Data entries
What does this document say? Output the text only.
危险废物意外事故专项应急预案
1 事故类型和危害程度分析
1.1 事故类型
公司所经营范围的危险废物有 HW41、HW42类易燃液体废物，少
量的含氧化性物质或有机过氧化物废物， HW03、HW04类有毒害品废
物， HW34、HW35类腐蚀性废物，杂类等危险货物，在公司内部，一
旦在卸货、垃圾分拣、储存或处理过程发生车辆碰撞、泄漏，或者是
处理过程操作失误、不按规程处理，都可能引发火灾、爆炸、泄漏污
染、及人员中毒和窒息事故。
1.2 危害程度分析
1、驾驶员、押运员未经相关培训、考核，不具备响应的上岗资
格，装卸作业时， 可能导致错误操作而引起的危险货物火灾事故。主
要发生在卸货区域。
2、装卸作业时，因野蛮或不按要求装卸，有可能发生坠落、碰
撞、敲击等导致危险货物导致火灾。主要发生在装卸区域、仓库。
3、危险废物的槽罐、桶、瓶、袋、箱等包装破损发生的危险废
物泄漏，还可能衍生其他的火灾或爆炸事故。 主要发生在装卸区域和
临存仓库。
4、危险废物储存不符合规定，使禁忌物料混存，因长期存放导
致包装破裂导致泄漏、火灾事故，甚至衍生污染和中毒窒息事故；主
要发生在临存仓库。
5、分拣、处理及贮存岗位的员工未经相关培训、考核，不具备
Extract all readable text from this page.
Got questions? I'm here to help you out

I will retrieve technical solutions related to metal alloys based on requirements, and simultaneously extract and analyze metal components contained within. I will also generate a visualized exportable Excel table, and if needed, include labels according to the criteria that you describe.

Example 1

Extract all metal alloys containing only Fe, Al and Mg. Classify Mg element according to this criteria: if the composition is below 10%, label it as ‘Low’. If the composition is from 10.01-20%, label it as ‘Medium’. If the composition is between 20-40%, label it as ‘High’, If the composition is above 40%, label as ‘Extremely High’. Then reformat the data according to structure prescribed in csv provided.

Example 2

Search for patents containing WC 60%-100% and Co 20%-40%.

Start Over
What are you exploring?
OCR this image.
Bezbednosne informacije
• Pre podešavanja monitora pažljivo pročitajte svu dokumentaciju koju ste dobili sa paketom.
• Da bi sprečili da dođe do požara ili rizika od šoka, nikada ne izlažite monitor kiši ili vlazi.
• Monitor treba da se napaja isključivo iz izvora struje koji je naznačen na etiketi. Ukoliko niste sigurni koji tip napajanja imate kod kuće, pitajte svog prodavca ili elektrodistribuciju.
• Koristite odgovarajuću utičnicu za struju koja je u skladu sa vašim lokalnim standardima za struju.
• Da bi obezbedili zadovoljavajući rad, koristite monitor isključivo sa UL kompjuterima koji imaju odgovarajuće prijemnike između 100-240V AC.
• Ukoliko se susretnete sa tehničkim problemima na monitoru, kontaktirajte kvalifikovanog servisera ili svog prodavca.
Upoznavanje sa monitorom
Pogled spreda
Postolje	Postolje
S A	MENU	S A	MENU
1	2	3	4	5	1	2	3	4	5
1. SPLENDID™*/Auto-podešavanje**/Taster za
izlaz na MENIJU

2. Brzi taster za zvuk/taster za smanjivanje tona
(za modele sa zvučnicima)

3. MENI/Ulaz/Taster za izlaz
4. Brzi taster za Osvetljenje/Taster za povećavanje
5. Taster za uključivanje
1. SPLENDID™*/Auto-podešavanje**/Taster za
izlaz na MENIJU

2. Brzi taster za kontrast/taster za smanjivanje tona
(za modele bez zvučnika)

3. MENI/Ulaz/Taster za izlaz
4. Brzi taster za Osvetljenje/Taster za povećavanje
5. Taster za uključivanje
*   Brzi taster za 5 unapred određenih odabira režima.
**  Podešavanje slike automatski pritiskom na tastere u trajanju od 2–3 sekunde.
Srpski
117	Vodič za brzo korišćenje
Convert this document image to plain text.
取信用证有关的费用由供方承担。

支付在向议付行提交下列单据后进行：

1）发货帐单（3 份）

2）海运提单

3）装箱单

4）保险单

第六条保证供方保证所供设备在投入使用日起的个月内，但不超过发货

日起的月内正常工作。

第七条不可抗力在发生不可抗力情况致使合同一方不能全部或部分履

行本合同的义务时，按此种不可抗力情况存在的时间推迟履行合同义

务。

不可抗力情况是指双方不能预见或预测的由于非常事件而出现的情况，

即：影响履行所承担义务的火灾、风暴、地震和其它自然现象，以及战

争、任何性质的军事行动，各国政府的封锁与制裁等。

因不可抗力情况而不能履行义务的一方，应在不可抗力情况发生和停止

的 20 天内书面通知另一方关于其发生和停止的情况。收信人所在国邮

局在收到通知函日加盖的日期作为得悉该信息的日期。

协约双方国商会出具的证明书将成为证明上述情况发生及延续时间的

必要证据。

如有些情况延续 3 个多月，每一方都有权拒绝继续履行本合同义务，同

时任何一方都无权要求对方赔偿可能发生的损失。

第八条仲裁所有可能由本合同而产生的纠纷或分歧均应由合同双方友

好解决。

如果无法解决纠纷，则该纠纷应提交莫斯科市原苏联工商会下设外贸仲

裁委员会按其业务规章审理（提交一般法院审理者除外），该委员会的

> [THE PROBLEM]:
Your task is to print the whole listing again exactly.

> [PROBLEM SOLUTION]:
What does this document say? Output the text only.
危险废物意外事故专项应急预案
1 事故类型和危害程度分析
1.1 事故类型
公司所经营范围的危险废物有 HW41、HW42类易燃液体废物，少
量的含氧化性物质或有机过氧化物废物， HW03、HW04类有毒害品废
物， HW34、HW35类腐蚀性废物，杂类等危险货物，在公司内部，一
旦在卸货、垃圾分拣、储存或处理过程发生车辆碰撞、泄漏，或者是
处理过程操作失误、不按规程处理，都可能引发火灾、爆炸、泄漏污
染、及人员中毒和窒息事故。
1.2 危害程度分析
1、驾驶员、押运员未经相关培训、考核，不具备响应的上岗资
格，装卸作业时， 可能导致错误操作而引起的危险货物火灾事故。主
要发生在卸货区域。
2、装卸作业时，因野蛮或不按要求装卸，有可能发生坠落、碰
撞、敲击等导致危险货物导致火灾。主要发生在装卸区域、仓库。
3、危险废物的槽罐、桶、瓶、袋、箱等包装破损发生的危险废
物泄漏，还可能衍生其他的火灾或爆炸事故。 主要发生在装卸区域和
临存仓库。
4、危险废物储存不符合规定，使禁忌物料混存，因长期存放导
致包装破裂导致泄漏、火灾事故，甚至衍生污染和中毒窒息事故；主
要发生在临存仓库。
5、分拣、处理及贮存岗位的员工未经相关培训、考核，不具备
Extract all readable text from this page.
Got questions? I'm here to help you out

I will retrieve technical solutions related to metal alloys based on requirements, and simultaneously extract and analyze metal components contained within. I will also generate a visualized exportable Excel table, and if needed, include labels according to the criteria that you describe.

Example 1

Extract all metal alloys containing only Fe, Al and Mg. Classify Mg element according to this criteria: if the composition is below 10%, label it as ‘Low’. If the composition is from 10.01-20%, label it as ‘Medium’. If the composition is between 20-40%, label it as ‘High’, If the composition is above 40%, label as ‘Extremely High’. Then reformat the data according to structure prescribed in csv provided.

Example 2

Search for patents containing WC 60%-100% and Co 20%-40%.

Start Over
What are you exploring?
OCR this image.
Bezbednosne informacije
• Pre podešavanja monitora pažljivo pročitajte svu dokumentaciju koju ste dobili sa paketom.
• Da bi sprečili da dođe do požara ili rizika od šoka, nikada ne izlažite monitor kiši ili vlazi.
• Monitor treba da se napaja isključivo iz izvora struje koji je naznačen na etiketi. Ukoliko niste sigurni koji tip napajanja imate kod kuće, pitajte svog prodavca ili elektrodistribuciju.
• Koristite odgovarajuću utičnicu za struju koja je u skladu sa vašim lokalnim standardima za struju.
• Da bi obezbedili zadovoljavajući rad, koristite monitor isključivo sa UL kompjuterima koji imaju odgovarajuće prijemnike između 100-240V AC.
• Ukoliko se susretnete sa tehničkim problemima na monitoru, kontaktirajte kvalifikovanog servisera ili svog prodavca.
Upoznavanje sa monitorom
Pogled spreda
Postolje	Postolje
S A	MENU	S A	MENU
1	2	3	4	5	1	2	3	4	5
1. SPLENDID™*/Auto-podešavanje**/Taster za
izlaz na MENIJU

2. Brzi taster za zvuk/taster za smanjivanje tona
(za modele sa zvučnicima)

3. MENI/Ulaz/Taster za izlaz
4. Brzi taster za Osvetljenje/Taster za povećavanje
5. Taster za uključivanje
1. SPLENDID™*/Auto-podešavanje**/Taster za
izlaz na MENIJU

2. Brzi taster za kontrast/taster za smanjivanje tona
(za modele bez zvučnika)

3. MENI/Ulaz/Taster za izlaz
4. Brzi taster za Osvetljenje/Taster za povećavanje
5. Taster za uključivanje
*   Brzi taster za 5 unapred određenih odabira režima.
**  Podešavanje slike automatski pritiskom na tastere u trajanju od 2–3 sekunde.
Srpski
117	Vodič za brzo korišćenje
Convert this document image to plain text.
取信用证有关的费用由供方承担。

支付在向议付行提交下列单据后进行：

1）发货帐单（3 份）

2）海运提单

3）装箱单

4）保险单

第六条保证供方保证所供设备在投入使用日起的个月内，但不超过发货

日起的月内正常工作。

第七条不可抗力在发生不可抗力情况致使合同一方不能全部或部分履

行本合同的义务时，按此种不可抗力情况存在的时间推迟履行合同义

务。

不可抗力情况是指双方不能预见或预测的由于非常事件而出现的情况，

即：影响履行所承担义务的火灾、风暴、地震和其它自然现象，以及战

争、任何性质的军事行动，各国政府的封锁与制裁等。

因不可抗力情况而不能履行义务的一方，应在不可抗力情况发生和停止

的 20 天内书面通知另一方关于其发生和停止的情况。收信人所在国邮

局在收到通知函日加盖的日期作为得悉该信息的日期。

协约双方国商会出具的证明书将成为证明上述情况发生及延续时间的

必要证据。

如有些情况延续 3 个多月，每一方都有权拒绝继续履行本合同义务，同

时任何一方都无权要求对方赔偿可能发生的损失。

第八条仲裁所有可能由本合同而产生的纠纷或分歧均应由合同双方友

好解决。

如果无法解决纠纷，则该纠纷应提交莫斯科市原苏联工商会下设外贸仲

裁委员会按其业务规章审理（提交一般法院审理者除外），该委员会的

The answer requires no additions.